A run of records
========================================================================

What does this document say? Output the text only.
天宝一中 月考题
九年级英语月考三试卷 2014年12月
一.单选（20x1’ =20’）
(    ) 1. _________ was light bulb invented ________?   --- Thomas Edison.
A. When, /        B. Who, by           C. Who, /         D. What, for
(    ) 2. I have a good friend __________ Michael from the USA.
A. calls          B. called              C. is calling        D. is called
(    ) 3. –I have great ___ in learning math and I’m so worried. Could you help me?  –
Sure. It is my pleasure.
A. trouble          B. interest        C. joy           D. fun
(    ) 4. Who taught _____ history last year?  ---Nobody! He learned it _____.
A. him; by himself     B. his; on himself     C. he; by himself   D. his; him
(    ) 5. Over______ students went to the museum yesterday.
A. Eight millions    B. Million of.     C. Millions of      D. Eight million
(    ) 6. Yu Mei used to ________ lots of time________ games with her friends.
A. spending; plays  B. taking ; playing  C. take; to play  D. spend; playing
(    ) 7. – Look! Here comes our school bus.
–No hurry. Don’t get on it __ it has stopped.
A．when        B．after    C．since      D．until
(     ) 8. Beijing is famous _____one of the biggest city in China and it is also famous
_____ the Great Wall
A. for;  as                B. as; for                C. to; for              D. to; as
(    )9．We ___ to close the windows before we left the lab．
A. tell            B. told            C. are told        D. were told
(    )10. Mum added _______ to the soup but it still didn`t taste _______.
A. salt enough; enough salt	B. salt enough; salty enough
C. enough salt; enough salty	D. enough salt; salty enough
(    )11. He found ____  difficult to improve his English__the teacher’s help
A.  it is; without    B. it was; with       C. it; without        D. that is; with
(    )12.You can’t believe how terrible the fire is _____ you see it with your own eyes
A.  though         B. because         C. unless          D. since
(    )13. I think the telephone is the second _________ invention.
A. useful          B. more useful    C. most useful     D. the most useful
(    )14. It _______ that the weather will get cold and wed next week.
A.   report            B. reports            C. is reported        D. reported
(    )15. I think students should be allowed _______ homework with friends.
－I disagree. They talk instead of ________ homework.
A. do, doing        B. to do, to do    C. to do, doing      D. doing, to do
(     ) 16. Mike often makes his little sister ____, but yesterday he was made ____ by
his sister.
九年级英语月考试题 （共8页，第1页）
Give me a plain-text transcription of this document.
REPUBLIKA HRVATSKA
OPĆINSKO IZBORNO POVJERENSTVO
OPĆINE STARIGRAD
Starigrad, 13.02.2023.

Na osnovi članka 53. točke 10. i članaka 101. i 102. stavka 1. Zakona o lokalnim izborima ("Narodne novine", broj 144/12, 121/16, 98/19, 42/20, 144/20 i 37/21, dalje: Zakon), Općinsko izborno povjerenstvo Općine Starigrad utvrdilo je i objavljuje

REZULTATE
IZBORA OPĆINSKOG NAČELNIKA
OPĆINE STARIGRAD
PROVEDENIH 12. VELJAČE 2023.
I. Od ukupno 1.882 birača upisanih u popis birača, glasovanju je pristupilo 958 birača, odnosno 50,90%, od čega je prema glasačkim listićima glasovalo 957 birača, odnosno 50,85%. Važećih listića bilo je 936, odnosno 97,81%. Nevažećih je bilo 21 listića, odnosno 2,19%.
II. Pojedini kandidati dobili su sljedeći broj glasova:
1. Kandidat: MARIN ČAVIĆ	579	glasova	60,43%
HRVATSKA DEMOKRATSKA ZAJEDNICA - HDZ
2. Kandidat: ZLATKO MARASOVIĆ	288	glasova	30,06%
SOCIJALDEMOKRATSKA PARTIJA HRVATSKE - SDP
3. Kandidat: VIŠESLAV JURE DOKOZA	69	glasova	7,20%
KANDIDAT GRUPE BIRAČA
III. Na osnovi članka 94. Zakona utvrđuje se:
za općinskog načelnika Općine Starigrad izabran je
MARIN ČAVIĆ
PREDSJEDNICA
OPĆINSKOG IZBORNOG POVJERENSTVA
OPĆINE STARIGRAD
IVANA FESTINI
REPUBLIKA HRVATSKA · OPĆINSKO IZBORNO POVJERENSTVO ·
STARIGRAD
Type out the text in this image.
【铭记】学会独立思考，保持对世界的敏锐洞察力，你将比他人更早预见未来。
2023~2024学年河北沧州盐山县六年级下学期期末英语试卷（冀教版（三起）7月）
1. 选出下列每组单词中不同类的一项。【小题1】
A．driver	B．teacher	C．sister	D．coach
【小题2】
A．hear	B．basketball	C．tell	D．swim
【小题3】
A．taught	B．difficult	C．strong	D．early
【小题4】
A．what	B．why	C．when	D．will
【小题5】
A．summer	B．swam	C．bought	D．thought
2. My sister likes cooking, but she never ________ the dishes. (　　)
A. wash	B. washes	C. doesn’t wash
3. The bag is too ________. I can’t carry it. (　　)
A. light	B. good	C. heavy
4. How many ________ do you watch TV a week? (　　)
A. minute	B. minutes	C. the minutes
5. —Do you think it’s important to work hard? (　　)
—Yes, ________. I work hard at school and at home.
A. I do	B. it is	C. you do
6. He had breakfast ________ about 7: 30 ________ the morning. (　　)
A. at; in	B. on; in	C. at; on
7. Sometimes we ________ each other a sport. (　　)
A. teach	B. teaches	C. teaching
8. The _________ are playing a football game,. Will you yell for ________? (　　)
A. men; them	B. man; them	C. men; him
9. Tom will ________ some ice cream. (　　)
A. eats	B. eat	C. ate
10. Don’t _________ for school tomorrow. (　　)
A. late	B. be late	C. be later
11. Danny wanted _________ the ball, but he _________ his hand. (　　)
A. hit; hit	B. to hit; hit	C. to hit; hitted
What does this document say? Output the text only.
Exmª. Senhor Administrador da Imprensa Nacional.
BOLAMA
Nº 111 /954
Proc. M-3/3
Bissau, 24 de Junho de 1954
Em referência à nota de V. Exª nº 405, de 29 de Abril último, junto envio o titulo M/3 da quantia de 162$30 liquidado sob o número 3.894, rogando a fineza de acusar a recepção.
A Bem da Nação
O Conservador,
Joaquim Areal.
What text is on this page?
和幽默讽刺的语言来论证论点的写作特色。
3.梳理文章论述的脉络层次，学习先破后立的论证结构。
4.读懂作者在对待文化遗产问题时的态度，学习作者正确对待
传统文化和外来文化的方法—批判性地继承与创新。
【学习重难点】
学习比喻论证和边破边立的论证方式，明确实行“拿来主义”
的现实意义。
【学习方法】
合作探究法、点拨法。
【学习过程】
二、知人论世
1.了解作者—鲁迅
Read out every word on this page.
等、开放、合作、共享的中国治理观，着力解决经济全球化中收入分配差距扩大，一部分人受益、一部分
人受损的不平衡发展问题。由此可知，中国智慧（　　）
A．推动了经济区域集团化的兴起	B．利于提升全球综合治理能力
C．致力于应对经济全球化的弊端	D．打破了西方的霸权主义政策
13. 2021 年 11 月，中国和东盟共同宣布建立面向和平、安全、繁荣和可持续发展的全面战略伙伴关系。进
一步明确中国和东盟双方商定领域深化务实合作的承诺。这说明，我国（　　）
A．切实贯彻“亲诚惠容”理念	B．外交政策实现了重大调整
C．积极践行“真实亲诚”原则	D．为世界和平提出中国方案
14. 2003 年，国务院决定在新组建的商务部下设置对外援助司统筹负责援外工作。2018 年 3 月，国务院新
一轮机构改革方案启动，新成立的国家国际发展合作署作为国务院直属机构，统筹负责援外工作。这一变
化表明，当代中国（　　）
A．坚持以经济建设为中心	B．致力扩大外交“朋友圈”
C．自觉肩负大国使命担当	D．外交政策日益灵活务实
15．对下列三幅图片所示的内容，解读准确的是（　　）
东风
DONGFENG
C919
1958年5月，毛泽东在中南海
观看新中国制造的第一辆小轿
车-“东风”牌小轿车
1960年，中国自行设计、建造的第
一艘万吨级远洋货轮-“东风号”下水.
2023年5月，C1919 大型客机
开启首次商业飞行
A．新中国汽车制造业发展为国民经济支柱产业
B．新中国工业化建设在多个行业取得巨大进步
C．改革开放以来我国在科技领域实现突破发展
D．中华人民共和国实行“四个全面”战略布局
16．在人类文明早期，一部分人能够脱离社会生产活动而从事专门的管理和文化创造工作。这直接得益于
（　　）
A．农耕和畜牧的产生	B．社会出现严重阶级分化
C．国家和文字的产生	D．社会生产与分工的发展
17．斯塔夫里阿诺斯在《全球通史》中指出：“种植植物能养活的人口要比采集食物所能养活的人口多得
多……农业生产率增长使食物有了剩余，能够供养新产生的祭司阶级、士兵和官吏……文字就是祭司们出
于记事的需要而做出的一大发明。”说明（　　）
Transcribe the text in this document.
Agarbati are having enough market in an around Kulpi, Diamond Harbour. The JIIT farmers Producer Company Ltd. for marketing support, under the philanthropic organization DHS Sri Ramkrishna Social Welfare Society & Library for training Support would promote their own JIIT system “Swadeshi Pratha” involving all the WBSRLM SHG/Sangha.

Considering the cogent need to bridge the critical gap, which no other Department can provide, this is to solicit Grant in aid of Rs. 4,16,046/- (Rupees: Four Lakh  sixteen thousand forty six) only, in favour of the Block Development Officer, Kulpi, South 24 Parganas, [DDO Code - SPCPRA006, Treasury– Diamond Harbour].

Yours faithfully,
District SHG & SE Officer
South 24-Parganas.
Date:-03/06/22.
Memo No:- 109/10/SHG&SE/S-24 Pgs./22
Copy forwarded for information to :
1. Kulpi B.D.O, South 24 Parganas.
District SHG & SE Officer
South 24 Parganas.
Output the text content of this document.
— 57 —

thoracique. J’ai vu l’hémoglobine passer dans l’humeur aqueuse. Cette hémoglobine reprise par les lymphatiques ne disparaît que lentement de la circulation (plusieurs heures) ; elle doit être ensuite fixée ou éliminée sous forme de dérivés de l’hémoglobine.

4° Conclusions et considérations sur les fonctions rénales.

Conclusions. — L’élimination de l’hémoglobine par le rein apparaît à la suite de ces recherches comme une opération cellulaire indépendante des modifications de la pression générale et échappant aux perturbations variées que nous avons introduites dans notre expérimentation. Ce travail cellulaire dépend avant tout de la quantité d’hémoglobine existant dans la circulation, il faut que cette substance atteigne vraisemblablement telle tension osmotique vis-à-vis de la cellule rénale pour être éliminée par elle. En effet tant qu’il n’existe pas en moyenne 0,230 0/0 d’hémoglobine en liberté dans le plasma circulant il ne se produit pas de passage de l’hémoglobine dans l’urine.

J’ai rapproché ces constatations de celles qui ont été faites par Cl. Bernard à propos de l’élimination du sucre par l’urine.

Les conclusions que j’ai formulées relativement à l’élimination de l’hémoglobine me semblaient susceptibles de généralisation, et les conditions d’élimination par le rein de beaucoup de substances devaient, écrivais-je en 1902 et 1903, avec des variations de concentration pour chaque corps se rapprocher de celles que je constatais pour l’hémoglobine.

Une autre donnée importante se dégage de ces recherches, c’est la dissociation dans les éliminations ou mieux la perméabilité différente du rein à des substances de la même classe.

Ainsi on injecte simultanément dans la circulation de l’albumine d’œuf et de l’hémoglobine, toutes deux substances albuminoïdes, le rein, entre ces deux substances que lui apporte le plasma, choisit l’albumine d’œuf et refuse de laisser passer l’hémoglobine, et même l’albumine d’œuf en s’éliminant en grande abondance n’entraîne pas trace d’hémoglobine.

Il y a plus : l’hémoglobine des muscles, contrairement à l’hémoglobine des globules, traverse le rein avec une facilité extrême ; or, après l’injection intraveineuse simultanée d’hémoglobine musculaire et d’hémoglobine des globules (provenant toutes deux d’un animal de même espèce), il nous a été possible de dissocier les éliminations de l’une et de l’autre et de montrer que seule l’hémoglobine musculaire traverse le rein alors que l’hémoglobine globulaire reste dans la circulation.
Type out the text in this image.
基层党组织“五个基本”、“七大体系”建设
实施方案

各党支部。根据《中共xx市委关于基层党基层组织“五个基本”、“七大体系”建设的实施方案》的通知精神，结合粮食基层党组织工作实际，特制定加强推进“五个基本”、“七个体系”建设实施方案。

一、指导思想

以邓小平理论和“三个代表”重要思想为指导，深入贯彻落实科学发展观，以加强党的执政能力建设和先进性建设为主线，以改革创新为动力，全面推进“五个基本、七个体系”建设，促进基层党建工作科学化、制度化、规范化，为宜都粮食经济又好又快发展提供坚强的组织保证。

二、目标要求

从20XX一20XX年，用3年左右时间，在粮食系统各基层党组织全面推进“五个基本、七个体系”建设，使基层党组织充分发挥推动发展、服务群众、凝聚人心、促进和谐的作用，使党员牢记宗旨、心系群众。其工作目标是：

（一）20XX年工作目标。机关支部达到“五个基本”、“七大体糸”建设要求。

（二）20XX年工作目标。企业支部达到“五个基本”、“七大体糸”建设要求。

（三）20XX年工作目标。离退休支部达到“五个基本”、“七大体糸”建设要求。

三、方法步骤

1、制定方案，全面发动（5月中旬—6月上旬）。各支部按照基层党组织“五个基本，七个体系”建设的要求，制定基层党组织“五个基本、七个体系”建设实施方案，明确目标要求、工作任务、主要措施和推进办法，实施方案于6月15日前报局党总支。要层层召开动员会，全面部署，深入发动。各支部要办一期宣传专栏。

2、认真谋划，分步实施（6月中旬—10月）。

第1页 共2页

========================================================================

Copy each line holding the word "REPUBLIKA" from the listing above.

Right answer:
REPUBLIKA HRVATSKA
REPUBLIKA HRVATSKA · OPĆINSKO IZBORNO POVJERENSTVO ·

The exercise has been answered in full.